━━ MATERIALS PROVIDED

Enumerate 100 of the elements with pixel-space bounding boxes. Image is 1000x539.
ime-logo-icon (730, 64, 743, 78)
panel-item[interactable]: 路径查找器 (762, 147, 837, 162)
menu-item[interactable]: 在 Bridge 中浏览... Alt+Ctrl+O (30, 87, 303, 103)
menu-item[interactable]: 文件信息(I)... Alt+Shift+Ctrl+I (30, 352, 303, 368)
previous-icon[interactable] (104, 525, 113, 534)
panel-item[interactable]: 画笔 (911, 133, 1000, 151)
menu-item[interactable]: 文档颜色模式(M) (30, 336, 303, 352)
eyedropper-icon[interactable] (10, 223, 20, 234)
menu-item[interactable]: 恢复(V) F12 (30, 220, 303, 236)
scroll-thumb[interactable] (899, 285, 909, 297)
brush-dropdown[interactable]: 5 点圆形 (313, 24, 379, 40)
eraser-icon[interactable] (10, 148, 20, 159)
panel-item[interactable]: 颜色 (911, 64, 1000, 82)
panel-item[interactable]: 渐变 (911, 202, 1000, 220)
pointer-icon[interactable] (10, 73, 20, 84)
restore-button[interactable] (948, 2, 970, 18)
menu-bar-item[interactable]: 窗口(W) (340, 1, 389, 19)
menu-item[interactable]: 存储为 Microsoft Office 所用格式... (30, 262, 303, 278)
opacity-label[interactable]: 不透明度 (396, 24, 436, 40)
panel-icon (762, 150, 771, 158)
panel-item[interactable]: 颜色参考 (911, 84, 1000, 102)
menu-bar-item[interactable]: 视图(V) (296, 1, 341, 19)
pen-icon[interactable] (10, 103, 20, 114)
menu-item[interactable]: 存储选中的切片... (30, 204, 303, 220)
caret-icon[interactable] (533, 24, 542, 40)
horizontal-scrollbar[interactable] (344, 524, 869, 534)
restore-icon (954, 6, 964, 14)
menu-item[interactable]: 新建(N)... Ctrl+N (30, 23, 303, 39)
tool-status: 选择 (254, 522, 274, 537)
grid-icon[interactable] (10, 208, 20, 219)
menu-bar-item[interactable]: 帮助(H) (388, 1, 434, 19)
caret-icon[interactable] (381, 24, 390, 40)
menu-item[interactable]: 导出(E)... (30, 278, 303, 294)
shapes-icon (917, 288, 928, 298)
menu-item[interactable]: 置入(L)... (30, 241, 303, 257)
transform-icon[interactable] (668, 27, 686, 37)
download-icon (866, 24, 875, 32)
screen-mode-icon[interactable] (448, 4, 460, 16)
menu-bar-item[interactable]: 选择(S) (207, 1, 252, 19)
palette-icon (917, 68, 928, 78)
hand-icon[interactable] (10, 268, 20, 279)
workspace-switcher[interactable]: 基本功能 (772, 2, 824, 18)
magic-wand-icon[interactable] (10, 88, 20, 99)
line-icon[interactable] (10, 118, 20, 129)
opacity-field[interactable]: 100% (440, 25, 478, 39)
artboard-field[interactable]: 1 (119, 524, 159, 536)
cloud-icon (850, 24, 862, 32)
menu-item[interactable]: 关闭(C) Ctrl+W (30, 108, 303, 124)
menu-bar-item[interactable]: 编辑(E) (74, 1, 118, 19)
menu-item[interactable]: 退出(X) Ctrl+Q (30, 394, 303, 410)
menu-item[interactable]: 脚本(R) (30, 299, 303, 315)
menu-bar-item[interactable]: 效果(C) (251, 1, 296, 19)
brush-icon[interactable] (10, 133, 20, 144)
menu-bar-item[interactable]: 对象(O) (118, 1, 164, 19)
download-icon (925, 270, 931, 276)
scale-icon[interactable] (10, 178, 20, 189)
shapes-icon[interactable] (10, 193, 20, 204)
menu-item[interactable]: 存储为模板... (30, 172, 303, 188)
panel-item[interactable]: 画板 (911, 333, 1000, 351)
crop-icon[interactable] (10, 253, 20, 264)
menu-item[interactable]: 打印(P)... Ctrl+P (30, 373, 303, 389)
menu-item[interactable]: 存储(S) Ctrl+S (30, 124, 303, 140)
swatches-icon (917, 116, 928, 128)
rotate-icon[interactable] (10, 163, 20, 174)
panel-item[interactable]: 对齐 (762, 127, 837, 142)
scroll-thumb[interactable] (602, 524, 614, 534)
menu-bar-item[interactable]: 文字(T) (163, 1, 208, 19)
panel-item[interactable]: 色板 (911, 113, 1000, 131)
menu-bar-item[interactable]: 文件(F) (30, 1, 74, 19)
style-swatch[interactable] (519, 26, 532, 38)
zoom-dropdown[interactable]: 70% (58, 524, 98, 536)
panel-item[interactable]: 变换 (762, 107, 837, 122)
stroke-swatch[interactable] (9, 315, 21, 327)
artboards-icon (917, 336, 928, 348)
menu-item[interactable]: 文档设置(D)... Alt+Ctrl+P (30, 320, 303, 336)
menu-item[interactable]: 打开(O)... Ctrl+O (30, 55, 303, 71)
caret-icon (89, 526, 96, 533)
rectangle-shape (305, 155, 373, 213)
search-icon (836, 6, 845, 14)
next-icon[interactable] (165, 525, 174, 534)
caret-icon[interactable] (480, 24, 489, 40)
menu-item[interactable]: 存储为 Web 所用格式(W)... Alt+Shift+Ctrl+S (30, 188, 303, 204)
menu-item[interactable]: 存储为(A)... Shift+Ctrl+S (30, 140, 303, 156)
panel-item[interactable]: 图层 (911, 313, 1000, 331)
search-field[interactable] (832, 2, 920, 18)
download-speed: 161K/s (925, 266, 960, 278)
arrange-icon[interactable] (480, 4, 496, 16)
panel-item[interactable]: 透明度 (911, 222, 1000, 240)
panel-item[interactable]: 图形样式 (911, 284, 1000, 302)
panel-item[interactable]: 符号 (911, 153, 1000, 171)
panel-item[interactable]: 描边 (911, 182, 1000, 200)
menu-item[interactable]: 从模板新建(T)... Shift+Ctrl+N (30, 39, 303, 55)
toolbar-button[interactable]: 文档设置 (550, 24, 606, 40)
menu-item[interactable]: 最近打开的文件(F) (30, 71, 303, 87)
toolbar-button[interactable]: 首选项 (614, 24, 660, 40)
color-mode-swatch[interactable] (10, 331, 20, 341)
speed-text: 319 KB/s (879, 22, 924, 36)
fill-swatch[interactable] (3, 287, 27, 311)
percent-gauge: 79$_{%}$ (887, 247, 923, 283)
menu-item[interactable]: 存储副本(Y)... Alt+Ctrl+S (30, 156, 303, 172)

━━━━

#### WHAT IS NEEDED
Format the records as a Markdown table with the columns "Row" and "Line," starting at the beginning of the records and going through the line containing "pointer-icon[interactable] (10, 73, 20, 84)". Leave out any blank lines.

#### RESPONSE
| Row | Line |
|---|---|
| 1 | Enumerate 100 of the elements with pixel-space bounding boxes. Image is 1000x539. |
| 2 | ime-logo-icon (730, 64, 743, 78) |
| 3 | panel-item[interactable]: 路径查找器 (762, 147, 837, 162) |
| 4 | menu-item[interactable]: 在 Bridge 中浏览... Alt+Ctrl+O (30, 87, 303, 103) |
| 5 | menu-item[interactable]: 文件信息(I)... Alt+Shift+Ctrl+I (30, 352, 303, 368) |
| 6 | previous-icon[interactable] (104, 525, 113, 534) |
| 7 | panel-item[interactable]: 画笔 (911, 133, 1000, 151) |
| 8 | menu-item[interactable]: 文档颜色模式(M) (30, 336, 303, 352) |
| 9 | eyedropper-icon[interactable] (10, 223, 20, 234) |
| 10 | menu-item[interactable]: 恢复(V) F12 (30, 220, 303, 236) |
| 11 | scroll-thumb[interactable] (899, 285, 909, 297) |
| 12 | brush-dropdown[interactable]: 5 点圆形 (313, 24, 379, 40) |
| 13 | eraser-icon[interactable] (10, 148, 20, 159) |
| 14 | panel-item[interactable]: 颜色 (911, 64, 1000, 82) |
| 15 | panel-item[interactable]: 渐变 (911, 202, 1000, 220) |
| 16 | pointer-icon[interactable] (10, 73, 20, 84) |